PASSAGE FOR REVIEW section start

The influence of medium flow on gel formation and drug release in xanthan matrix tablets

Matrix tablets made of hydrophilic polymers like xanthan are widely used for controlled delivery of drugs. As medium penetrates the matrix, the outer surface of the tablet hydrates and swells, forming a gel coat around the dry central core. The swelling starts with medium penetration into the matrix where the polymer concentration gradient is formed in the tablet, starting at a high concentration in the more or less dry core and declining through the gel layer towards the gel interface. As medium penetrates into the tablet a penetration front, that is the border between dry and hydrated glassy polymer, is moving into the tablet. When medium concentration is high enough, a phase transition from hydrated glassy polymer into rubbery state occurs at the swelling front position. The border between gel layer and medium is denoted as an erosion front. Drug release from such a system depends on drug characteristics and the gel layer properties and is controlled by drug diffusion through the gel layer, purely by the gel erosion or a combination of both.

PASSAGE FOR REVIEW section end

EXERCISE INSTRUCTIONS. Print the full text on xanthan matrix tablets word for word, with no changes.

INFORMATION SHOWN section start

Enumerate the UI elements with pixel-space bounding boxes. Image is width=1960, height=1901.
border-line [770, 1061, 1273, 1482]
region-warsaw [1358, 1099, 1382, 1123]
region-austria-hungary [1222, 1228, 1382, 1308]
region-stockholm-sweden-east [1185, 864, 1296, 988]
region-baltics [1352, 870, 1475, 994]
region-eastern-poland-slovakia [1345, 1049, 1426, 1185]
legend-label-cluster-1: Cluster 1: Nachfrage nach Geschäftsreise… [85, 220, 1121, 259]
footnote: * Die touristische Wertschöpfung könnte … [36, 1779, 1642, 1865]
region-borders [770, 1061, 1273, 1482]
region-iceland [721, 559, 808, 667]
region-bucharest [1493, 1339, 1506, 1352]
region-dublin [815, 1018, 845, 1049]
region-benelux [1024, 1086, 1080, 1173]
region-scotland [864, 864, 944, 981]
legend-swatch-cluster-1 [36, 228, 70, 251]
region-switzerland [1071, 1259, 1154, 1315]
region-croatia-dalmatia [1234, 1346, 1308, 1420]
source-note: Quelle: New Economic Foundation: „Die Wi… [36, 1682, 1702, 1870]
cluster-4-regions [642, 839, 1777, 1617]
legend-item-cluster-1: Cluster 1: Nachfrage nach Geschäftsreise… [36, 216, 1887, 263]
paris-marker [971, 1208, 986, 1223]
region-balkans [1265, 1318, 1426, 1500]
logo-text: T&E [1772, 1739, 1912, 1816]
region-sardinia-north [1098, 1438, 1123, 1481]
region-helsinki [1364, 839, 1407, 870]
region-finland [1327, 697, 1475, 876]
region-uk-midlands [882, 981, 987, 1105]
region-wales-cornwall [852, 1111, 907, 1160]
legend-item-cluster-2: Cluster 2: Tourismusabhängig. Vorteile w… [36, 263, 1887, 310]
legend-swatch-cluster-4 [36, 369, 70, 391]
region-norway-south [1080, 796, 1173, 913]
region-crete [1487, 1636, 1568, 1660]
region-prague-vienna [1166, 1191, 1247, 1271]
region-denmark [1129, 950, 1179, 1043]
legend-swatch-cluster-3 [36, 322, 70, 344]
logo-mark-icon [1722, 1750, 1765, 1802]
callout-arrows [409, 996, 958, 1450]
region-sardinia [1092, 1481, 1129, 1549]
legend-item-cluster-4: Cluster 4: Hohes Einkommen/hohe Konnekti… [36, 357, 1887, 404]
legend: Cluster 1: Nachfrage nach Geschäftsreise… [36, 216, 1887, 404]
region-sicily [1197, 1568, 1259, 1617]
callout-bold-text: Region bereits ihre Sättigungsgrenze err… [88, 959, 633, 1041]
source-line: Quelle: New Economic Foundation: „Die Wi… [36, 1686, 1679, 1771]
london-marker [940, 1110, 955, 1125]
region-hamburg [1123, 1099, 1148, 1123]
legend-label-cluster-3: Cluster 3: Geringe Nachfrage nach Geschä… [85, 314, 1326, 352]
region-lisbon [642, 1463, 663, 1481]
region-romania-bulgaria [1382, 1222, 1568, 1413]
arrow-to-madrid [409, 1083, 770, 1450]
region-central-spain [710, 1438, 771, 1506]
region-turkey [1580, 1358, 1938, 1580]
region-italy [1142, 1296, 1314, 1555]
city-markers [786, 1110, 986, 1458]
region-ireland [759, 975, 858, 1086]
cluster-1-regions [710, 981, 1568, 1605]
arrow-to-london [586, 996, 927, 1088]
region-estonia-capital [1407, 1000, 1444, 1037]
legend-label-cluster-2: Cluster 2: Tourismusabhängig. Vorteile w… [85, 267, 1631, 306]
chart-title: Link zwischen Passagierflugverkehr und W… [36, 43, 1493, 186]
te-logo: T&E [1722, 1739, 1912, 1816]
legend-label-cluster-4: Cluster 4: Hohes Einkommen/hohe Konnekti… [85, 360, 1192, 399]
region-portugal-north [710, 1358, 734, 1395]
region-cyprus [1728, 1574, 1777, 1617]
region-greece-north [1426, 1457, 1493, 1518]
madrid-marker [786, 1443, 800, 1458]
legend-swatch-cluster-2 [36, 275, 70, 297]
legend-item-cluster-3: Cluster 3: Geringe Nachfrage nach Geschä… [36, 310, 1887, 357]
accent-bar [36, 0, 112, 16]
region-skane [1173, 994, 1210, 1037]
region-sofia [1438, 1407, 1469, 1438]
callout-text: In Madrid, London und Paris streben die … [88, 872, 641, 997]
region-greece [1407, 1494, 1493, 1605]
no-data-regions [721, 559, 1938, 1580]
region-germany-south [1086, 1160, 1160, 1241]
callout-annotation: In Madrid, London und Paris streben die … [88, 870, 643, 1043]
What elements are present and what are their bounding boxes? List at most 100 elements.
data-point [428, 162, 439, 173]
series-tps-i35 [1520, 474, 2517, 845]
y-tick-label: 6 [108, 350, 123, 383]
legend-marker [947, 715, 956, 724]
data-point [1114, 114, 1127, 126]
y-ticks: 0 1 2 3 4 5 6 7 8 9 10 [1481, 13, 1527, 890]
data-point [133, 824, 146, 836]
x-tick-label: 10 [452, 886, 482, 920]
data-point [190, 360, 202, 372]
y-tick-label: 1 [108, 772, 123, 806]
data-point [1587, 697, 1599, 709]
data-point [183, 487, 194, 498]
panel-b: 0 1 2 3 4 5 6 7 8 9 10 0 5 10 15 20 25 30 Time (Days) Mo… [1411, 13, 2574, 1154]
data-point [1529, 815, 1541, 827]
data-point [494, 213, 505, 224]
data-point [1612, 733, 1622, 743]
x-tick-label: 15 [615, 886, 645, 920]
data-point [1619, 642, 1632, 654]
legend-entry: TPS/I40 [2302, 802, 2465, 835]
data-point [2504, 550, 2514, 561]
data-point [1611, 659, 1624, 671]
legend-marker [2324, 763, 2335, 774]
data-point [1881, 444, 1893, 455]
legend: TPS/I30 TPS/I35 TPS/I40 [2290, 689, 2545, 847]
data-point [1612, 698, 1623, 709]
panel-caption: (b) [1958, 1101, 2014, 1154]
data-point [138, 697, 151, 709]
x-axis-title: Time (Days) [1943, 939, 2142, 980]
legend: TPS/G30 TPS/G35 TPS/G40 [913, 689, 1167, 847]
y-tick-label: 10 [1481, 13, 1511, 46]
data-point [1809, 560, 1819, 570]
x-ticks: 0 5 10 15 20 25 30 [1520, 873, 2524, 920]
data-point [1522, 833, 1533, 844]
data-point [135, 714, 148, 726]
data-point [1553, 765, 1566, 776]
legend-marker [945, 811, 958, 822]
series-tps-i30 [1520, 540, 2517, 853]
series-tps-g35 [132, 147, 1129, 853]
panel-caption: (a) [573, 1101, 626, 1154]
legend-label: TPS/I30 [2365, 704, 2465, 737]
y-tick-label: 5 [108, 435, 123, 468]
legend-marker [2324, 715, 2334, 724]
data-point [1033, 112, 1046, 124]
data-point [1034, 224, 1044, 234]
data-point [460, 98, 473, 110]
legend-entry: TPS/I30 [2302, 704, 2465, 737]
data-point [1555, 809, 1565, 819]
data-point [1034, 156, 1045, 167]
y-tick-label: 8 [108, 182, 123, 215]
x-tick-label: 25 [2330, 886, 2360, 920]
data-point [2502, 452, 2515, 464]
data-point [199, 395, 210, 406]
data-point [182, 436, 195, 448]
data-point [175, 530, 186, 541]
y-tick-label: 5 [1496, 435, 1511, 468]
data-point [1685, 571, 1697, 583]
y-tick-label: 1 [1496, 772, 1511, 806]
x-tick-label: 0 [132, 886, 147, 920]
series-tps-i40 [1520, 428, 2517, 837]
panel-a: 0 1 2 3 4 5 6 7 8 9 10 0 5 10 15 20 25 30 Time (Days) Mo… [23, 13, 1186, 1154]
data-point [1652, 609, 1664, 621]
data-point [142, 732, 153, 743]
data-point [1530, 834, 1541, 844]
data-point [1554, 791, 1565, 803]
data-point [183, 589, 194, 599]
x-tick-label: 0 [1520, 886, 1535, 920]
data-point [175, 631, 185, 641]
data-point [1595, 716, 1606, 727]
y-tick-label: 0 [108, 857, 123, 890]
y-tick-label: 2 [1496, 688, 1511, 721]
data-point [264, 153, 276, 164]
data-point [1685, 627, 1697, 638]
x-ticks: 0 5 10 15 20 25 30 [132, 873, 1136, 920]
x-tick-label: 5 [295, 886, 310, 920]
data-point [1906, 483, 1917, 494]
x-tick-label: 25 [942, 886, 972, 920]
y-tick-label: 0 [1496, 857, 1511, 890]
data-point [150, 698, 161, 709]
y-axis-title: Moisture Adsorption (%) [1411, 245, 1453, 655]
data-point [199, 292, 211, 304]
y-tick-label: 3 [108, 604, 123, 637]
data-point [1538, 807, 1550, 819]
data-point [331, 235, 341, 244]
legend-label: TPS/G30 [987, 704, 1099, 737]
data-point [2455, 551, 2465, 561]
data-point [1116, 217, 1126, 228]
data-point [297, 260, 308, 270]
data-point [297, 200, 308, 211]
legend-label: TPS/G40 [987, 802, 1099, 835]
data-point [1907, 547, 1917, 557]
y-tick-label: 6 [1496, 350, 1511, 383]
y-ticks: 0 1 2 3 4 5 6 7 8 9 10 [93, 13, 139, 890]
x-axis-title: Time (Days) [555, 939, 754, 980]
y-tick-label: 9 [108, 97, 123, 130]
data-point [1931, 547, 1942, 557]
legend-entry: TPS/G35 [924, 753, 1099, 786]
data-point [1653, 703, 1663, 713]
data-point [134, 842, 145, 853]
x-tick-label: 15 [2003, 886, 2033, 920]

INFORMATION SHOWN section end

ANSWER SECTION.
The influence of medium flow on gel formation and drug release in xanthan matrix tablets

Matrix tablets made of hydrophilic polymers like xanthan are widely used for controlled delivery of drugs. As medium penetrates the matrix, the outer surface of the tablet hydrates and swells, forming a gel coat around the dry central core. The swelling starts with medium penetration into the matrix where the polymer concentration gradient is formed in the tablet, starting at a high concentration in the more or less dry core and declining through the gel layer towards the gel interface. As medium penetrates into the tablet a penetration front, that is the border between dry and hydrated glassy polymer, is moving into the tablet. When medium concentration is high enough, a phase transition from hydrated glassy polymer into rubbery state occurs at the swelling front position. The border between gel layer and medium is denoted as an erosion front. Drug release from such a system depends on drug characteristics and the gel layer properties and is controlled by drug diffusion through the gel layer, purely by the gel erosion or a combination of both.